• Exercise directions:
Using the material that follows, identify and copy each line with the string "Temperature".

== Stored rows

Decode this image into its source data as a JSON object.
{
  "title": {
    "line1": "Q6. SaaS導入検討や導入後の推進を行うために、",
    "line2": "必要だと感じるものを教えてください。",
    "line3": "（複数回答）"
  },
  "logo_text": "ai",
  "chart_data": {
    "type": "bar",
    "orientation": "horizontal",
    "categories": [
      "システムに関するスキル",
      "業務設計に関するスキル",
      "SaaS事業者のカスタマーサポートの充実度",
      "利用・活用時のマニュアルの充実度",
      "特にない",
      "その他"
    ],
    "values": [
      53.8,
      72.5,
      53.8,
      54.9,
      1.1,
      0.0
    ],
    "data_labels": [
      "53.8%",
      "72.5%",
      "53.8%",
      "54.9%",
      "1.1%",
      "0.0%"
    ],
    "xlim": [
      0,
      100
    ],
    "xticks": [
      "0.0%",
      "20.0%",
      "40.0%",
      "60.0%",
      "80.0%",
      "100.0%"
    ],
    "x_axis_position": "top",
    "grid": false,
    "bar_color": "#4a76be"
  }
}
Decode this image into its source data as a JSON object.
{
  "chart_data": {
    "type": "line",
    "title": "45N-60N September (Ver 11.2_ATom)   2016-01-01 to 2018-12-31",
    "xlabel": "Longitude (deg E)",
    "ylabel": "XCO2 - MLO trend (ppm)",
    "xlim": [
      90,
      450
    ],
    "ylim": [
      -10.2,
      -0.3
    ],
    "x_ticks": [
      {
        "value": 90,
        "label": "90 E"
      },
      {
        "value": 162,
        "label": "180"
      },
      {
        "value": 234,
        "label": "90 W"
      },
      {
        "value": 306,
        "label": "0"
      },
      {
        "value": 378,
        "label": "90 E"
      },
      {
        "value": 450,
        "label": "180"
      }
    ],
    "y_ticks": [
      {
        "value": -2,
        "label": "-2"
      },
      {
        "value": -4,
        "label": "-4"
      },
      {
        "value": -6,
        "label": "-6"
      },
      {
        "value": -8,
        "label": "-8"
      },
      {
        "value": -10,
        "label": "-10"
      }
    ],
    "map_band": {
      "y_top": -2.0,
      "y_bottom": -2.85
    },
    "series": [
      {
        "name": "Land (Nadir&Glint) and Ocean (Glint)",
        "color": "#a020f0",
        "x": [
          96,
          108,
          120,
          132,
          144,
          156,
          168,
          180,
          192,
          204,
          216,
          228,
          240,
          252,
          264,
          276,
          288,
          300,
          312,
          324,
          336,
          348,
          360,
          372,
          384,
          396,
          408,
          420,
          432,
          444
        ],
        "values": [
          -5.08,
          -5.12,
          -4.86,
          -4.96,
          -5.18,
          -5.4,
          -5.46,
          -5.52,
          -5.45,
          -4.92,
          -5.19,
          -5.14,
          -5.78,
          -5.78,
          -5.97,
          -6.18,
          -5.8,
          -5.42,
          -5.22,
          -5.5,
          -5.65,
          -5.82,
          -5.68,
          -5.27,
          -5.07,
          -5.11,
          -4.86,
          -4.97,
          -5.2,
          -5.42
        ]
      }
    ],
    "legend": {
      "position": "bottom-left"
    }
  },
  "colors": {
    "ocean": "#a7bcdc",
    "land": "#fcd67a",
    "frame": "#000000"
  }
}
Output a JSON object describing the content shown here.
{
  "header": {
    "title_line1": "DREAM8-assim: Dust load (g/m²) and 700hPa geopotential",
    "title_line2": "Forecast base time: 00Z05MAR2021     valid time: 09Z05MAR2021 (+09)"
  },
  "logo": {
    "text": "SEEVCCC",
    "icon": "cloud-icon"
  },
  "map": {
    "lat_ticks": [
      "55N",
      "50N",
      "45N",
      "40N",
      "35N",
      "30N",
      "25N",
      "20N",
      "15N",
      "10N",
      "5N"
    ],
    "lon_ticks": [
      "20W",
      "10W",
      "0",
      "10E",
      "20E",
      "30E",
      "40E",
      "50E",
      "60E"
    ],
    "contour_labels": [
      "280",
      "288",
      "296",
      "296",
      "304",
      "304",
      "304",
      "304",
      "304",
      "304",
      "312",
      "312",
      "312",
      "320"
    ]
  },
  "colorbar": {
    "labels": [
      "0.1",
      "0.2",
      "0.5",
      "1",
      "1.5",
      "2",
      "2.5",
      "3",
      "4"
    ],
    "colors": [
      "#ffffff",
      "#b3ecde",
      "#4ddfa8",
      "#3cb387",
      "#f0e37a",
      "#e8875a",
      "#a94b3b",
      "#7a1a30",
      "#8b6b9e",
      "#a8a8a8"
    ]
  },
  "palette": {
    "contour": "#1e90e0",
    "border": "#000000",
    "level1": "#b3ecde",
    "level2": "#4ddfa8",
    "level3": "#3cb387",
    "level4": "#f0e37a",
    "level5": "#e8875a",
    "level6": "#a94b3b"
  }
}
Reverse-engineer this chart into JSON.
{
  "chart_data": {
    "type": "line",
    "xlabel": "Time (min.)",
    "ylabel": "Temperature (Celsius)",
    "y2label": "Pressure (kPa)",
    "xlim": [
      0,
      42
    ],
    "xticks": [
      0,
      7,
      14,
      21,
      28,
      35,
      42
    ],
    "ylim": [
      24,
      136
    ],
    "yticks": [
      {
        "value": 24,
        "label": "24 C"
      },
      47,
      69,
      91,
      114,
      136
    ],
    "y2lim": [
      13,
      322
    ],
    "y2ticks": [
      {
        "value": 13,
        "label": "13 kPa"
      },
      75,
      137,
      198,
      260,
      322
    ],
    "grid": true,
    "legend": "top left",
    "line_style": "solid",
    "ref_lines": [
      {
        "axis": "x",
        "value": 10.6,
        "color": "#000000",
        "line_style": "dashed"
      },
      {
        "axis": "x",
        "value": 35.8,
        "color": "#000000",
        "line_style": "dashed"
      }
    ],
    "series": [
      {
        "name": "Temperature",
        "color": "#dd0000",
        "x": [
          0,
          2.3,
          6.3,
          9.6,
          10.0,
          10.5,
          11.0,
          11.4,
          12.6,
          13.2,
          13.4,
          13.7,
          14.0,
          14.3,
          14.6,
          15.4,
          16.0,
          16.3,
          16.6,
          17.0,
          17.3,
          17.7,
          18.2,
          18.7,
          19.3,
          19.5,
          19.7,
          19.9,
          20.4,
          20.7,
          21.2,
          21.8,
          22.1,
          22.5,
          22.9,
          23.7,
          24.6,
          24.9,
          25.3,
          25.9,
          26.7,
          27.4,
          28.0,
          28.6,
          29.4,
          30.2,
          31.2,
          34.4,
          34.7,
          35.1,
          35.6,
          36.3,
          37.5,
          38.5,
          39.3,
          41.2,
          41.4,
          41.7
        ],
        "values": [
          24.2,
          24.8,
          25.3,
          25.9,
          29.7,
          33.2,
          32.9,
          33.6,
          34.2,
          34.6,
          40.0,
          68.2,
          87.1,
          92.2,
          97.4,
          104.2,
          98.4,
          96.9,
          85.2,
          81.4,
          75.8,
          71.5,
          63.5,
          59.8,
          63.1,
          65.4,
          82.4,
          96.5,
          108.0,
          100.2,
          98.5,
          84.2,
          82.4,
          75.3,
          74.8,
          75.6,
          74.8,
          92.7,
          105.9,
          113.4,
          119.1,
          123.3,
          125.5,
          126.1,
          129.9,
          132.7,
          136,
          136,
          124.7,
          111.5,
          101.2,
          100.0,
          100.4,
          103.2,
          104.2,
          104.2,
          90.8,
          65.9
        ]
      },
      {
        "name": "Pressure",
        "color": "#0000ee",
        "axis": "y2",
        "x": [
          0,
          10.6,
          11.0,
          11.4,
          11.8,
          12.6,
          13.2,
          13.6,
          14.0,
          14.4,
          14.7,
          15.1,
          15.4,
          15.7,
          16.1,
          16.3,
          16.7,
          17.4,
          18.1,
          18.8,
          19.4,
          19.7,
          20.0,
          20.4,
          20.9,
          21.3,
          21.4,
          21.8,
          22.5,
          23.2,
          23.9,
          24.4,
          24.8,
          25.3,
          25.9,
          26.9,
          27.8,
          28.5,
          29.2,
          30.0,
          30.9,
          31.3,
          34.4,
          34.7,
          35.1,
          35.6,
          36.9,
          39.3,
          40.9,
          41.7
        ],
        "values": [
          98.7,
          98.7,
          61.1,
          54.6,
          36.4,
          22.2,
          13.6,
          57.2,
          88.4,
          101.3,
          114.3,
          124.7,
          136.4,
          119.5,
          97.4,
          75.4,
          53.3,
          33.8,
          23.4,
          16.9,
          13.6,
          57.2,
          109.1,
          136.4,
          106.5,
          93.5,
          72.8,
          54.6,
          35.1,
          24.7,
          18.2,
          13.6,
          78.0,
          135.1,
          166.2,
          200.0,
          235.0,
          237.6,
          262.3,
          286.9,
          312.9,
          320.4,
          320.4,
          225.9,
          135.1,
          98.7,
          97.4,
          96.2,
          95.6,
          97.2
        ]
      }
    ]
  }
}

====

• Complete output:
    "ylabel": "Temperature (Celsius)",
        "name": "Temperature",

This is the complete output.